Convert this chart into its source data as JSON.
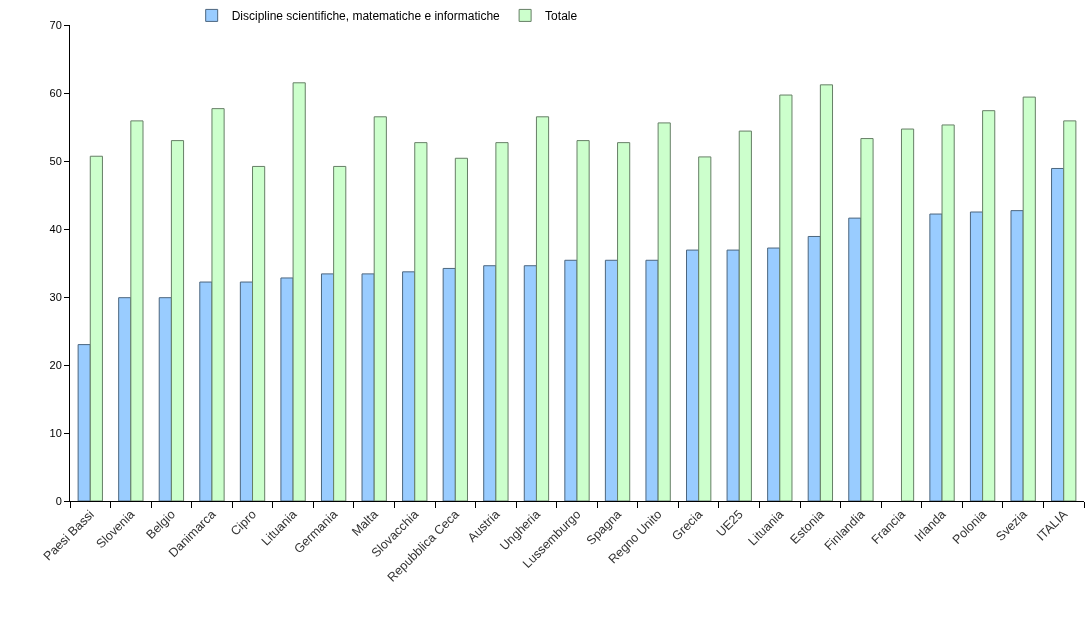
{
  "chart_data": {
    "type": "bar",
    "categories": [
      "Paesi Bassi",
      "Slovenia",
      "Belgio",
      "Danimarca",
      "Cipro",
      "Lituania",
      "Germania",
      "Malta",
      "Slovacchia",
      "Repubblica Ceca",
      "Austria",
      "Ungheria",
      "Lussemburgo",
      "Spagna",
      "Regno Unito",
      "Grecia",
      "UE25",
      "Lituania",
      "Estonia",
      "Finlandia",
      "Francia",
      "Irlanda",
      "Polonia",
      "Svezia",
      "ITALIA"
    ],
    "series": [
      {
        "name": "Discipline scientifiche, matematiche e informatiche",
        "color": "#99ccff",
        "values": [
          23.0,
          29.9,
          29.9,
          32.2,
          32.2,
          32.8,
          33.4,
          33.4,
          33.7,
          34.2,
          34.6,
          34.6,
          35.4,
          35.4,
          35.4,
          36.9,
          36.9,
          37.2,
          38.9,
          41.6,
          null,
          42.2,
          42.5,
          42.7,
          48.9
        ]
      },
      {
        "name": "Totale",
        "color": "#ccffcc",
        "values": [
          50.7,
          55.9,
          53.0,
          57.7,
          49.2,
          61.5,
          49.2,
          56.5,
          52.7,
          50.4,
          52.7,
          56.5,
          53.0,
          52.7,
          55.6,
          50.6,
          54.4,
          59.7,
          61.2,
          53.3,
          54.7,
          55.3,
          57.4,
          59.4,
          55.9
        ]
      }
    ],
    "ylim": [
      0,
      70
    ],
    "yticks": [
      0,
      10,
      20,
      30,
      40,
      50,
      60,
      70
    ],
    "legend": "top"
  }
}
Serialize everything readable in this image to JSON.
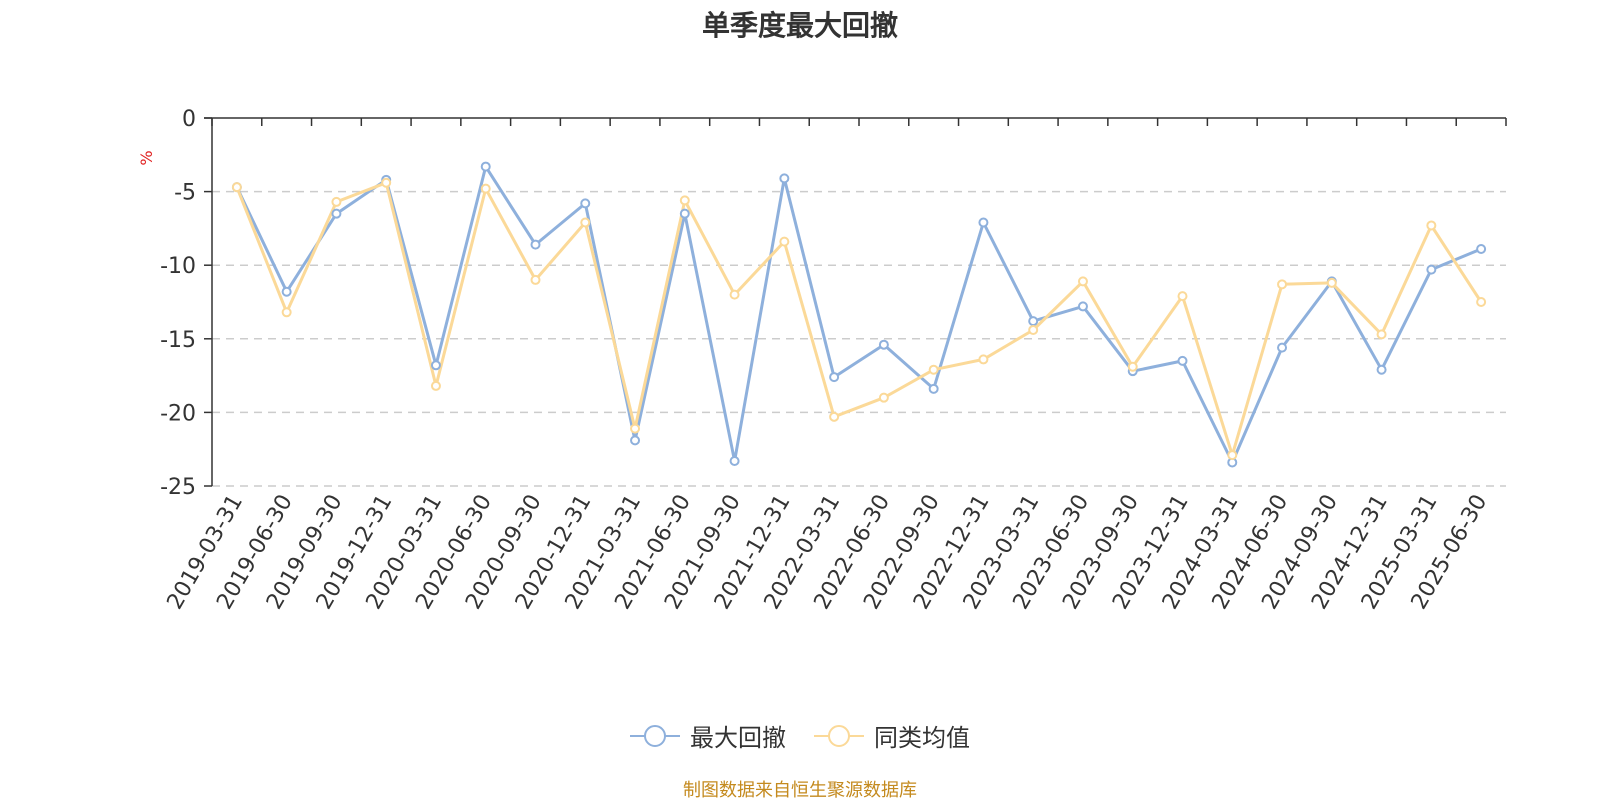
{
  "chart_data": {
    "type": "line",
    "title": "单季度最大回撤",
    "ylabel": "%",
    "ylim": [
      -25,
      0
    ],
    "yticks": [
      0,
      -5,
      -10,
      -15,
      -20,
      -25
    ],
    "grid": true,
    "legend_position": "bottom",
    "categories": [
      "2019-03-31",
      "2019-06-30",
      "2019-09-30",
      "2019-12-31",
      "2020-03-31",
      "2020-06-30",
      "2020-09-30",
      "2020-12-31",
      "2021-03-31",
      "2021-06-30",
      "2021-09-30",
      "2021-12-31",
      "2022-03-31",
      "2022-06-30",
      "2022-09-30",
      "2022-12-31",
      "2023-03-31",
      "2023-06-30",
      "2023-09-30",
      "2023-12-31",
      "2024-03-31",
      "2024-06-30",
      "2024-09-30",
      "2024-12-31",
      "2025-03-31",
      "2025-06-30"
    ],
    "series": [
      {
        "name": "最大回撤",
        "color": "#8eb0dc",
        "values": [
          -4.7,
          -11.8,
          -6.5,
          -4.2,
          -16.8,
          -3.3,
          -8.6,
          -5.8,
          -21.9,
          -6.5,
          -23.3,
          -4.1,
          -17.6,
          -15.4,
          -18.4,
          -7.1,
          -13.8,
          -12.8,
          -17.2,
          -16.5,
          -23.4,
          -15.6,
          -11.1,
          -17.1,
          -10.3,
          -8.9
        ]
      },
      {
        "name": "同类均值",
        "color": "#fbd998",
        "values": [
          -4.7,
          -13.2,
          -5.7,
          -4.4,
          -18.2,
          -4.8,
          -11.0,
          -7.1,
          -21.1,
          -5.6,
          -12.0,
          -8.4,
          -20.3,
          -19.0,
          -17.1,
          -16.4,
          -14.4,
          -11.1,
          -16.9,
          -12.1,
          -22.9,
          -11.3,
          -11.2,
          -14.7,
          -7.3,
          -12.5
        ]
      }
    ]
  },
  "source_note": "制图数据来自恒生聚源数据库"
}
+ + +
_Task instructions_:
Give only a number: how many lines of the data hold the string "JSON"?

_Response to this task_:
2